Work instructions
Which lines have the string "MENU"? Copy all of them from the entries below.

Data rows
○ ○ ○
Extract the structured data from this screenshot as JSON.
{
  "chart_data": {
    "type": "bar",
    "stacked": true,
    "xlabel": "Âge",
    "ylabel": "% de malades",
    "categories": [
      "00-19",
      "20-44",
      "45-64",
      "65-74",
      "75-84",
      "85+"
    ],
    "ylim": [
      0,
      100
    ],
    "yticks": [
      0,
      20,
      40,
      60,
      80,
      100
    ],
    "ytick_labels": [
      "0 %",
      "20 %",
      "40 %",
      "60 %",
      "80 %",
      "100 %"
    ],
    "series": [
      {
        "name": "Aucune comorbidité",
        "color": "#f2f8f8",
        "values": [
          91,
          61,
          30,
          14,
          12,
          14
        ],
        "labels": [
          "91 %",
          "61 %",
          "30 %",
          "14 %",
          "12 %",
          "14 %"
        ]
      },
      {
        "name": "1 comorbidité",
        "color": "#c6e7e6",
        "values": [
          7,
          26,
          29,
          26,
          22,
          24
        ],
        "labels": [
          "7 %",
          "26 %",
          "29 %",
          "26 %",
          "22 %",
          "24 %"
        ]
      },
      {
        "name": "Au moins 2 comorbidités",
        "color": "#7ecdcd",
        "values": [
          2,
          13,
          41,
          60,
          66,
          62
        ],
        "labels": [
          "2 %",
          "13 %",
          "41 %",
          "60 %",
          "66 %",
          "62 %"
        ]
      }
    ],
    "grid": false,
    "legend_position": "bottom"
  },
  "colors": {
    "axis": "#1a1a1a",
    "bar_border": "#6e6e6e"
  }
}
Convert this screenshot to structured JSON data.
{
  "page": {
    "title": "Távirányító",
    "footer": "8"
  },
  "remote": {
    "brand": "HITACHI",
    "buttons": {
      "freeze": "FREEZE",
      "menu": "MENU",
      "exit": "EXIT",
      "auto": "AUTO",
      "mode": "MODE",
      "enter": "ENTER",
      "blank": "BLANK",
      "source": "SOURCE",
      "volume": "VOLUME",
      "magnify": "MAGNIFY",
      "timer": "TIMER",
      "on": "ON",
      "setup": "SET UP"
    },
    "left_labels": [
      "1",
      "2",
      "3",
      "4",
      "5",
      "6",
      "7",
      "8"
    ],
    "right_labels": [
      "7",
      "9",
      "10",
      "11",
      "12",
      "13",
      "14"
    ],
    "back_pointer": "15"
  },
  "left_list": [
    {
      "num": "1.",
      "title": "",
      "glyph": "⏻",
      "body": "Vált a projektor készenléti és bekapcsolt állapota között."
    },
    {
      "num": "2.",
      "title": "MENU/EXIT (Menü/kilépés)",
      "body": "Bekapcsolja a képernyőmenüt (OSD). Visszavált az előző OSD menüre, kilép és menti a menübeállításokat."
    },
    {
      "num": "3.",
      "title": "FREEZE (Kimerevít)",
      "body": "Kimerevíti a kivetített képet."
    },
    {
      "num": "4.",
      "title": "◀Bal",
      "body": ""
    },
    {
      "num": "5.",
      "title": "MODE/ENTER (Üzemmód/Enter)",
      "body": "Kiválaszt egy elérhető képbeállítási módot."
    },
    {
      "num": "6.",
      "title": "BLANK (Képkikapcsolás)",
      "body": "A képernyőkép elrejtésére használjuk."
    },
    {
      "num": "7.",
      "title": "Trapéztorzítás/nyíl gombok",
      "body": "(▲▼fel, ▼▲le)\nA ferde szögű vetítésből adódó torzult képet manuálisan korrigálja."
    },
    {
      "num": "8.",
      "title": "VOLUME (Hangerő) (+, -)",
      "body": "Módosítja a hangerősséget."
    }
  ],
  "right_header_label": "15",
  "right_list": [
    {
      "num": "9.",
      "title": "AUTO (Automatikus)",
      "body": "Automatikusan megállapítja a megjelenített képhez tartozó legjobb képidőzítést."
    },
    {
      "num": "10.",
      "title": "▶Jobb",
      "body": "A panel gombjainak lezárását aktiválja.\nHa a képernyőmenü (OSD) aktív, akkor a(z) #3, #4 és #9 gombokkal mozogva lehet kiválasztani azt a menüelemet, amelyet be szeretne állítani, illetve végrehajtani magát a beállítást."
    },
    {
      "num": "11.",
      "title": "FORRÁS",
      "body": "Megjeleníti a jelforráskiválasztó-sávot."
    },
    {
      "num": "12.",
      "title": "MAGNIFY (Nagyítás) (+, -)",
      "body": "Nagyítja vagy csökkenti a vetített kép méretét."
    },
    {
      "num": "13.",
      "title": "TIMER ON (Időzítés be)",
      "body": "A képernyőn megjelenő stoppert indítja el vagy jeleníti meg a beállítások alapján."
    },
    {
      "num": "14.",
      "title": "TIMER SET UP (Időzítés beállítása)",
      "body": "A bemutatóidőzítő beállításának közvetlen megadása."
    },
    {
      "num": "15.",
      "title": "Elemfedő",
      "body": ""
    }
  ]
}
○ ○ ○
Output of the task
      "menu": "MENU",
      "title": "MENU/EXIT (Menü/kilépés)",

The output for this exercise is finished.